→ Tarefa do exercício A
Reescreva de forma mais curta o parágrafo do texto que começa com "Possuo um link de fibra ótica", mantendo os fatos principais.
→ Tarefa do exercício B
Tire do texto, sem mudar nada, o trecho que vai de "Possuo um link" até "precisaria estudar, etc.", incluindo essas palavras.

#  > Telecomunicações >  > VOIP >  >  Interfonia + VOIP

## souzaalexul

Boa noite.

Possuo um link de fibra ótica conectando minha empresa à um condomínio residencial. Nesse condomínio existe um sistema de interfonia. Gostaria de instalar um ramal na minha empresa que consiga realizar chamadas para os condôminos. Não sou da área de telefonia, mas pesquisando por alto, acredito que daria pra fazer através de um ATA (SPA3102 Linksys) no condomínio e um servidor Asterisk na minha empresa.

Seria mesmo possível com esses equipamentos ou precisaria de algo a mais?

Sei que seria complicado pedir um tutorial, mas agradeceria se alguém pudesse dar algumas direções do que eu precisaria estudar, etc.

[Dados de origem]
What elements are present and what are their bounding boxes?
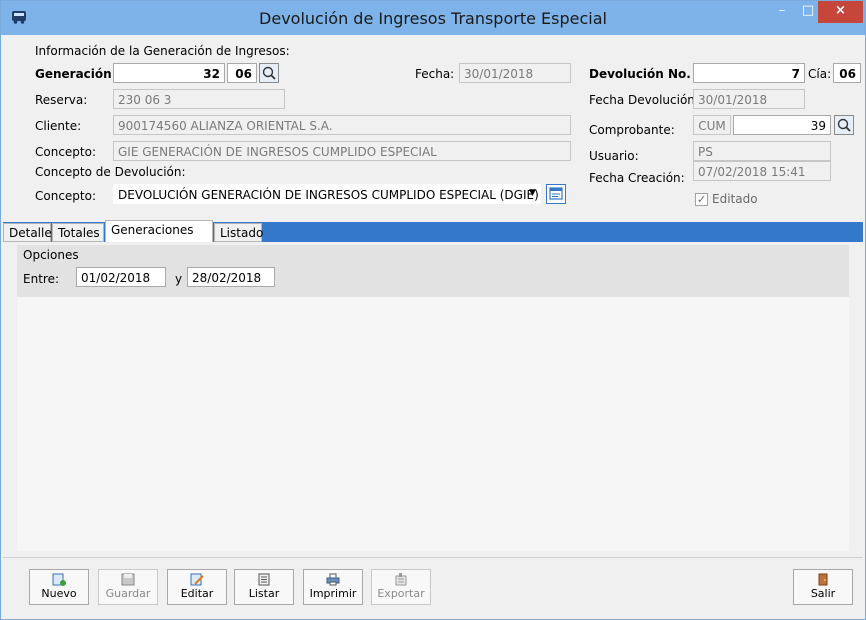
concepto-field: GIE GENERACIÓN DE INGRESOS CUMPLIDO ESPE… [113, 141, 571, 161]
options-title: Opciones [23, 248, 79, 262]
concepto-label: Concepto: [35, 145, 97, 159]
exportar-button[interactable]: Exportar [371, 569, 431, 605]
tab-strip: Detalle Totales Generaciones Listado [3, 220, 863, 242]
cliente-field: 900174560 ALIANZA ORIENTAL S.A. [113, 115, 571, 135]
concepto-devolucion-label: Concepto: [35, 189, 97, 203]
listar-button[interactable]: Listar [234, 569, 294, 605]
generacion-number-input[interactable]: 32 [113, 63, 225, 83]
list-icon [258, 573, 270, 586]
save-icon [121, 573, 135, 586]
list-window-icon [549, 187, 563, 200]
exportar-label: Exportar [377, 587, 425, 600]
close-button[interactable]: × [818, 1, 863, 23]
tab-detalle[interactable]: Detalle [3, 223, 52, 242]
bottom-toolbar: Nuevo Guardar Editar Listar Imprimir Exp… [3, 557, 863, 618]
guardar-label: Guardar [105, 587, 151, 600]
fecha-creacion-label: Fecha Creación: [589, 171, 685, 185]
concepto-lookup-button[interactable] [546, 184, 566, 204]
guardar-button[interactable]: Guardar [98, 569, 158, 605]
usuario-field: PS [693, 141, 831, 161]
fecha-label: Fecha: [415, 67, 455, 81]
reserva-label: Reserva: [35, 93, 88, 107]
comprobante-numero-input[interactable]: 39 [733, 115, 831, 135]
devolucion-numero-label: Devolución No. [589, 67, 691, 81]
concepto-devolucion-title: Concepto de Devolución: [35, 165, 186, 179]
tab-totales[interactable]: Totales [52, 223, 104, 242]
nuevo-button[interactable]: Nuevo [29, 569, 89, 605]
fecha-devolucion-field: 30/01/2018 [693, 89, 805, 109]
search-generacion-button[interactable] [259, 63, 279, 83]
editar-button[interactable]: Editar [167, 569, 227, 605]
entre-label: Entre: [23, 272, 59, 286]
window-title: Devolución de Ingresos Transporte Especi… [259, 9, 607, 28]
imprimir-button[interactable]: Imprimir [303, 569, 363, 605]
generaciones-content-area [17, 297, 849, 551]
salir-label: Salir [810, 587, 836, 600]
generation-section-title: Información de la Generación de Ingresos… [35, 44, 290, 58]
edit-icon [190, 573, 204, 586]
generacion-cia-input[interactable]: 06 [227, 63, 257, 83]
fecha-devolucion-label: Fecha Devolución: [589, 93, 699, 107]
title-bar: Devolución de Ingresos Transporte Especi… [1, 1, 865, 35]
new-document-icon [52, 573, 66, 586]
y-label: y [175, 272, 183, 286]
search-comprobante-button[interactable] [834, 115, 854, 135]
reserva-field: 230 06 3 [113, 89, 285, 109]
cia-input[interactable]: 06 [833, 63, 861, 83]
magnifier-icon [837, 118, 851, 132]
tab-listado[interactable]: Listado [214, 223, 263, 242]
generacion-label: Generación: [35, 67, 117, 81]
devolucion-numero-input[interactable]: 7 [693, 63, 805, 83]
fecha-desde-input[interactable]: 01/02/2018 [76, 267, 166, 287]
imprimir-label: Imprimir [309, 587, 357, 600]
options-panel: Opciones Entre: 01/02/2018 y 28/02/2018 [17, 245, 849, 297]
printer-icon [326, 573, 340, 586]
fecha-field: 30/01/2018 [459, 63, 571, 83]
nuevo-label: Nuevo [41, 587, 77, 600]
concepto-devolucion-select[interactable]: DEVOLUCIÓN GENERACIÓN DE INGRESOS CUMPLI… [113, 184, 541, 204]
editado-checkbox[interactable]: ✓ [695, 193, 708, 206]
salir-button[interactable]: Salir [793, 569, 853, 605]
comprobante-tipo-field: CUM [693, 115, 731, 135]
comprobante-label: Comprobante: [589, 123, 675, 137]
fecha-hasta-input[interactable]: 28/02/2018 [187, 267, 275, 287]
exit-door-icon [818, 573, 828, 586]
tab-generaciones[interactable]: Generaciones [105, 220, 213, 242]
fecha-creacion-field: 07/02/2018 15:41 [693, 161, 831, 181]
minimize-button[interactable]: – [769, 1, 795, 23]
editar-label: Editar [180, 587, 214, 600]
main-window: Devolución de Ingresos Transporte Especi… [0, 0, 866, 620]
export-icon [395, 573, 407, 586]
listar-label: Listar [248, 587, 280, 600]
cia-label: Cía: [808, 67, 832, 81]
chevron-down-icon[interactable]: ▼ [529, 188, 536, 198]
editado-label: Editado [712, 192, 758, 206]
magnifier-icon [262, 66, 276, 80]
usuario-label: Usuario: [589, 149, 639, 163]
cliente-label: Cliente: [35, 119, 82, 133]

→ Solução A
Tenho um link de fibra ótica entre minha empresa e um condomínio residencial que tem sistema de interfonia. Quero instalar na empresa um ramal que faça chamadas para os condôminos. Não sou da área de telefonia, mas acredito que daria para usar um ATA (SPA3102 Linksys) no condomínio e um servidor Asterisk na empresa.

→ Solução B
Possuo um link de fibra ótica conectando minha empresa à um condomínio residencial. Nesse condomínio existe um sistema de interfonia. Gostaria de instalar um ramal na minha empresa que consiga realizar chamadas para os condôminos. Não sou da área de telefonia, mas pesquisando por alto, acredito que daria pra fazer através de um ATA (SPA3102 Linksys) no condomínio e um servidor Asterisk na minha empresa.

Seria mesmo possível com esses equipamentos ou precisaria de algo a mais?

Sei que seria complicado pedir um tutorial, mas agradeceria se alguém pudesse dar algumas direções do que eu precisaria estudar, etc.